GOAL | Locate the lines where "ὠκεανῶν" occurs and copy them as they stand.

EXTRACTED RECORDS |
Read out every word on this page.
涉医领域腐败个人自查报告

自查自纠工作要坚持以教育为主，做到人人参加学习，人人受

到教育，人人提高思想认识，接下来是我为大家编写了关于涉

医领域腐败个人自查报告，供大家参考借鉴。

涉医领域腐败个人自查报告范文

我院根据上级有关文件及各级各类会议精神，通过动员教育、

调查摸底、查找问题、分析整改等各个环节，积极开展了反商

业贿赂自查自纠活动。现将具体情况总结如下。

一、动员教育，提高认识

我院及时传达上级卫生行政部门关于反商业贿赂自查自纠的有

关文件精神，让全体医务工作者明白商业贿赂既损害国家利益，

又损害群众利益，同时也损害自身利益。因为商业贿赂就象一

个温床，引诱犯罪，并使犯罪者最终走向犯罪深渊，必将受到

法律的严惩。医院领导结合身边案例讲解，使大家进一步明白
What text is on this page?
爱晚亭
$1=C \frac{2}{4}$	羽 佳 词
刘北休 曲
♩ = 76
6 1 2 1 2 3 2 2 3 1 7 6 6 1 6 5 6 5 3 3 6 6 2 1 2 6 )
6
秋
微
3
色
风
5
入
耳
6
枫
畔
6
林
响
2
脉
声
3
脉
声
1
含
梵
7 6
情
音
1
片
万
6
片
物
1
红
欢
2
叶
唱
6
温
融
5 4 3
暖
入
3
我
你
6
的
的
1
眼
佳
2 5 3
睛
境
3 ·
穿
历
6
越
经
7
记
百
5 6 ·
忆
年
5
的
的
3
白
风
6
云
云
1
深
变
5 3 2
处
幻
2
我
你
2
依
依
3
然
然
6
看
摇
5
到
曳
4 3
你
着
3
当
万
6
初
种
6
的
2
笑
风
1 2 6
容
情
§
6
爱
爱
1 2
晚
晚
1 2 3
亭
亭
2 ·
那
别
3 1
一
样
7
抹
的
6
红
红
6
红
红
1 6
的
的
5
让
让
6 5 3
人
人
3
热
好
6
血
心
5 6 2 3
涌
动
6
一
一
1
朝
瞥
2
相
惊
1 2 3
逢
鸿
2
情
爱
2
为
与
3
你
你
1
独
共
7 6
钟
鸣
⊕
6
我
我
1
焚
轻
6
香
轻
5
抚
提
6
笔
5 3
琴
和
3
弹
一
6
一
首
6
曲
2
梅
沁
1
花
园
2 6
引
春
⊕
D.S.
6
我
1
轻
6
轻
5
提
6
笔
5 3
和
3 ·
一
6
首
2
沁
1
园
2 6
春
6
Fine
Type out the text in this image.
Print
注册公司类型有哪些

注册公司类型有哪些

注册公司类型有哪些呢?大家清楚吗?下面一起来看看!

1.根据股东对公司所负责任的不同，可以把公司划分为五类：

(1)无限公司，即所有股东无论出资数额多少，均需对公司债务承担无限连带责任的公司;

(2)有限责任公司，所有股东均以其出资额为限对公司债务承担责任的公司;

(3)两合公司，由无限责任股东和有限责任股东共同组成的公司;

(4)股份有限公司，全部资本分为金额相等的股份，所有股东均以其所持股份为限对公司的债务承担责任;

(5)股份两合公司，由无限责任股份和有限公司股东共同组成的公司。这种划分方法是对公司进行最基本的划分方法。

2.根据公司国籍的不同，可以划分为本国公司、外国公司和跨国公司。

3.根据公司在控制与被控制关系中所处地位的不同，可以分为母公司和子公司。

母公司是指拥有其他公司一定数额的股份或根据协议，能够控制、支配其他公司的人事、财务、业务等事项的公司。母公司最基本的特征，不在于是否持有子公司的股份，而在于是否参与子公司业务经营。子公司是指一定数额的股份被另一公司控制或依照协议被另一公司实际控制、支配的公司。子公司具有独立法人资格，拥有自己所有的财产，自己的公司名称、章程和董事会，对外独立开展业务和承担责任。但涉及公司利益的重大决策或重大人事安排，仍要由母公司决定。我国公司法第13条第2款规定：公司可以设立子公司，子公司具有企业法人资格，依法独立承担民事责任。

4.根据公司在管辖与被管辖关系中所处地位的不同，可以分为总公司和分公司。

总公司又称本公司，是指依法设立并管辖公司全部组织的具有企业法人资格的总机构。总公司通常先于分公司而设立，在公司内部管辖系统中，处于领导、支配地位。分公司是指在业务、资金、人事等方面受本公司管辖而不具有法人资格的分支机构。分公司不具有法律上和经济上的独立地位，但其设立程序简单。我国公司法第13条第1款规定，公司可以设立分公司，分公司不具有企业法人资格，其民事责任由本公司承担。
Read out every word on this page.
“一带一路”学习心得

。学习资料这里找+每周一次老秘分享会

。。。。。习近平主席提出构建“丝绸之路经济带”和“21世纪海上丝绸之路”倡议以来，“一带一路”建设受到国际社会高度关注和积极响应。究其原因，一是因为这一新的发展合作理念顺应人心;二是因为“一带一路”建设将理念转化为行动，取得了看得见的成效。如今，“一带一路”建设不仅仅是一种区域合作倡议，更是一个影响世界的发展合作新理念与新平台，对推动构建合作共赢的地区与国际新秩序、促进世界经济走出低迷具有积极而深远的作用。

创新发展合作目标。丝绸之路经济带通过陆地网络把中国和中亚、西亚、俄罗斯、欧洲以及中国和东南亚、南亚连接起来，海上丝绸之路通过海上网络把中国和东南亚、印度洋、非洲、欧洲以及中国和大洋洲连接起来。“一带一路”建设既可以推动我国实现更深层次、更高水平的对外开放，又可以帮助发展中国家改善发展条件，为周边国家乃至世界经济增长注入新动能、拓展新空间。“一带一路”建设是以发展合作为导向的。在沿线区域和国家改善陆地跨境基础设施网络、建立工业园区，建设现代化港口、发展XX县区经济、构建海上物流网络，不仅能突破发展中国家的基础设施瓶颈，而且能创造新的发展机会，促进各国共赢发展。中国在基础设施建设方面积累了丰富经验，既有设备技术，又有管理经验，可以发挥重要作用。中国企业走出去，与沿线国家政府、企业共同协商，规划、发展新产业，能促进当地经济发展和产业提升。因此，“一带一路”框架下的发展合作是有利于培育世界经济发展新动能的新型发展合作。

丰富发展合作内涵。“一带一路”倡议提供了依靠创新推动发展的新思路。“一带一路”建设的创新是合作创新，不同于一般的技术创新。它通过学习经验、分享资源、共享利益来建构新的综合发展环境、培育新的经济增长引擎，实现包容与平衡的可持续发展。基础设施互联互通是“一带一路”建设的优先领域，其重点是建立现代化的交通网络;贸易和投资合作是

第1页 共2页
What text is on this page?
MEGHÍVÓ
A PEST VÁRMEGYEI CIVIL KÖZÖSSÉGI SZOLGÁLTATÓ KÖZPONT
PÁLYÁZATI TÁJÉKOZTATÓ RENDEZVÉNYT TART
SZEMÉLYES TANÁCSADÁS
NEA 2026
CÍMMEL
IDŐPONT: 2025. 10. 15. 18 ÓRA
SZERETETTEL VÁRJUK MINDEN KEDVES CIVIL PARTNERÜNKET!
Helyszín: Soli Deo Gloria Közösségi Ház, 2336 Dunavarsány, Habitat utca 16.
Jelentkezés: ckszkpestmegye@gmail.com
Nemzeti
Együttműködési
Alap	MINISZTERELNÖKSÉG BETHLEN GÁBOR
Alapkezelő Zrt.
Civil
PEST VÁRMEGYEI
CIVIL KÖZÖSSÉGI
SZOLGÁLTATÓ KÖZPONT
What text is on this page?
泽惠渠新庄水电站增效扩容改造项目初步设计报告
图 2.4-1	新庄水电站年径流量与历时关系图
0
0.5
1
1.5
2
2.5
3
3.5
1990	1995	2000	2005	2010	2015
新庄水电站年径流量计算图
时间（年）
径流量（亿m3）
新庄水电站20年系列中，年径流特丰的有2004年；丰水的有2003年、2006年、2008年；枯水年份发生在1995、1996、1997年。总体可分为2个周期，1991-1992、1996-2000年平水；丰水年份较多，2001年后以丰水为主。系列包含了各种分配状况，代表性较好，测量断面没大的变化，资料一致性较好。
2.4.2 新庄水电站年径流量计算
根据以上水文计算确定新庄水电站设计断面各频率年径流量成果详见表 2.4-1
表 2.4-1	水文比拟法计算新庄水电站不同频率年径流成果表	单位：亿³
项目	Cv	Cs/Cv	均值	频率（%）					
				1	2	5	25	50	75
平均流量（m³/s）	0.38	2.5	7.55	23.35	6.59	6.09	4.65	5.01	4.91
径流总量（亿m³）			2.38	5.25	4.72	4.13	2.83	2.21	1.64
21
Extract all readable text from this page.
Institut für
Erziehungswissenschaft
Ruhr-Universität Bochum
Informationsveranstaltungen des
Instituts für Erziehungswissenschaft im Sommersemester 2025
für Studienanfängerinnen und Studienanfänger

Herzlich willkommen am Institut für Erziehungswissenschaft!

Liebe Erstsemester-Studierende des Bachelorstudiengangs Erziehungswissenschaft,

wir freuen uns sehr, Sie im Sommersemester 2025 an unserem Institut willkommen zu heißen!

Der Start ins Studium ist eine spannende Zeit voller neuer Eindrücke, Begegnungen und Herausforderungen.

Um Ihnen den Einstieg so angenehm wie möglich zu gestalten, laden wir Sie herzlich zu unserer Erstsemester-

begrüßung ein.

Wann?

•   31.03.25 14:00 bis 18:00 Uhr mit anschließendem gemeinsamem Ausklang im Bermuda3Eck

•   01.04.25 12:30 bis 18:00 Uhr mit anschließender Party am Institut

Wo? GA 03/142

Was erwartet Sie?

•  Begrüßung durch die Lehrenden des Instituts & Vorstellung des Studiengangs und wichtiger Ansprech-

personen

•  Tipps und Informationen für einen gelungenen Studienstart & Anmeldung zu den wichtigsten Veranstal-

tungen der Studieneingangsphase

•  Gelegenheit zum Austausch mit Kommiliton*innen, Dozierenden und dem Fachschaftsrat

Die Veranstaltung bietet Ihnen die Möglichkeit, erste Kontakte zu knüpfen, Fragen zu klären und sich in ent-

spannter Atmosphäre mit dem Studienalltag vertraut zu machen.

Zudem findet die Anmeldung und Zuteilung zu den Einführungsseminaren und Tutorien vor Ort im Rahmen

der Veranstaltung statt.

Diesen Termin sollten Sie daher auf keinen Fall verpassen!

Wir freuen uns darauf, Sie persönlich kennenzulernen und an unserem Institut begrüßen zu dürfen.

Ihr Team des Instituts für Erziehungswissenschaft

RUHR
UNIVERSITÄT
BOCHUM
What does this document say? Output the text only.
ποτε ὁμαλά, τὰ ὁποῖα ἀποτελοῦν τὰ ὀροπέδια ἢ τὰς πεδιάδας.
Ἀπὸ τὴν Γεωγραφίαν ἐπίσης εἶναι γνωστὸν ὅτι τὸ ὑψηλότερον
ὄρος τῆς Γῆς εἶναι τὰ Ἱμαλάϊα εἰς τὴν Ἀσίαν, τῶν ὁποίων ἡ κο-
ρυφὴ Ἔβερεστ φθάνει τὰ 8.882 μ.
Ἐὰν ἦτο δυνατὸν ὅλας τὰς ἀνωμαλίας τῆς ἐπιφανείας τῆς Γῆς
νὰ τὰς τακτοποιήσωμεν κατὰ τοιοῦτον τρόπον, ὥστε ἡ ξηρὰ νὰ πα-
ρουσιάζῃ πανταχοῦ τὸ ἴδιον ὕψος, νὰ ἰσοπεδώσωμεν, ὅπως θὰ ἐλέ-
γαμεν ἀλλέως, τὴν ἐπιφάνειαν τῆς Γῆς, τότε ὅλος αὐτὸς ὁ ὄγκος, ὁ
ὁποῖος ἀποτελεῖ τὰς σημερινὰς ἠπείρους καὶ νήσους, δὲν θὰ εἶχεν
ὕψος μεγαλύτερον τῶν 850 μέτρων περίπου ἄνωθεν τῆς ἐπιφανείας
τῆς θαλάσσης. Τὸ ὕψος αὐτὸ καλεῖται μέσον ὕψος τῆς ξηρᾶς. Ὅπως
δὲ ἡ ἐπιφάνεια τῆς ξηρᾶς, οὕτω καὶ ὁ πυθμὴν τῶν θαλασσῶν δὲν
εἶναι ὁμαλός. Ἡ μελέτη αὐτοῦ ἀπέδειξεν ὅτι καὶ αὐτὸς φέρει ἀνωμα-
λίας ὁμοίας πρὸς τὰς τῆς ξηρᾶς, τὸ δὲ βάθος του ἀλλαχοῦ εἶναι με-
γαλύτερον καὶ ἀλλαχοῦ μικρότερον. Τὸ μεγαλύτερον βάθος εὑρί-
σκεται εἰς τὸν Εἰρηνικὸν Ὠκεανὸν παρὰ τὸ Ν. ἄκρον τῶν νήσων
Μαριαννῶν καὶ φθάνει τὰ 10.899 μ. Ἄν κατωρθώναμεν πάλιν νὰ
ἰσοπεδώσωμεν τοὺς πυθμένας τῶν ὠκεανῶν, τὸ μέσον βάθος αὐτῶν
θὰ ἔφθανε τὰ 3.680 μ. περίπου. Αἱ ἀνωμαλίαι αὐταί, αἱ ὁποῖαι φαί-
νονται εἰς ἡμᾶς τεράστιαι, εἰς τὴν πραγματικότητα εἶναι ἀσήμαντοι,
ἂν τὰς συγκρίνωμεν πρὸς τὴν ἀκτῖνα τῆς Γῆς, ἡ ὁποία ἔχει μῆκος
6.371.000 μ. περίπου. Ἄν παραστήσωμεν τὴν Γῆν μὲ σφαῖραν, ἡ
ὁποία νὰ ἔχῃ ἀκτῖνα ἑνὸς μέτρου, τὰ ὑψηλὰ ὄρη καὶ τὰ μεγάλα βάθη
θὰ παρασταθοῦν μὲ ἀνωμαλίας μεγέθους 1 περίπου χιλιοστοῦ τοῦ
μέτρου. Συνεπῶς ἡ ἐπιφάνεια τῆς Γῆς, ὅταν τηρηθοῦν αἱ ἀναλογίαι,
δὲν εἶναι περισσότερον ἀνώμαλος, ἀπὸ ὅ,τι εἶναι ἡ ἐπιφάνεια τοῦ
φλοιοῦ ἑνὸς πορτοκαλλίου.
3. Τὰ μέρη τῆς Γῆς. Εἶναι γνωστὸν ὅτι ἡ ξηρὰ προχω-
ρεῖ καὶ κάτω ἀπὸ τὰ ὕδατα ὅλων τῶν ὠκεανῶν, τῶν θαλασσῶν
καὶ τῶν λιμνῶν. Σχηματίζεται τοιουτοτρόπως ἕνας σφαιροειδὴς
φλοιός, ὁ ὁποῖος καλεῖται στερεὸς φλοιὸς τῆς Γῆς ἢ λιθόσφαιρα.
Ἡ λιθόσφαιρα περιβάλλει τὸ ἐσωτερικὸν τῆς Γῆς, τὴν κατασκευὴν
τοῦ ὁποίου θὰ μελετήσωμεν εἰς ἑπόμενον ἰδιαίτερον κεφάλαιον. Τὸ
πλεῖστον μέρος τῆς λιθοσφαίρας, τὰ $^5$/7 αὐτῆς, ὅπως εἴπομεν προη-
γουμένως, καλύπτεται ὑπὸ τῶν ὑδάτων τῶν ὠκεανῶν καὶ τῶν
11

OUTPUT OF THE EXERCISE |
ἰσοπεδώσωμεν τοὺς πυθμένας τῶν ὠκεανῶν, τὸ μέσον βάθος αὐτῶν
ρεῖ καὶ κάτω ἀπὸ τὰ ὕδατα ὅλων τῶν ὠκεανῶν, τῶν θαλασσῶν
γουμένως, καλύπτεται ὑπὸ τῶν ὑδάτων τῶν ὠκεανῶν καὶ τῶν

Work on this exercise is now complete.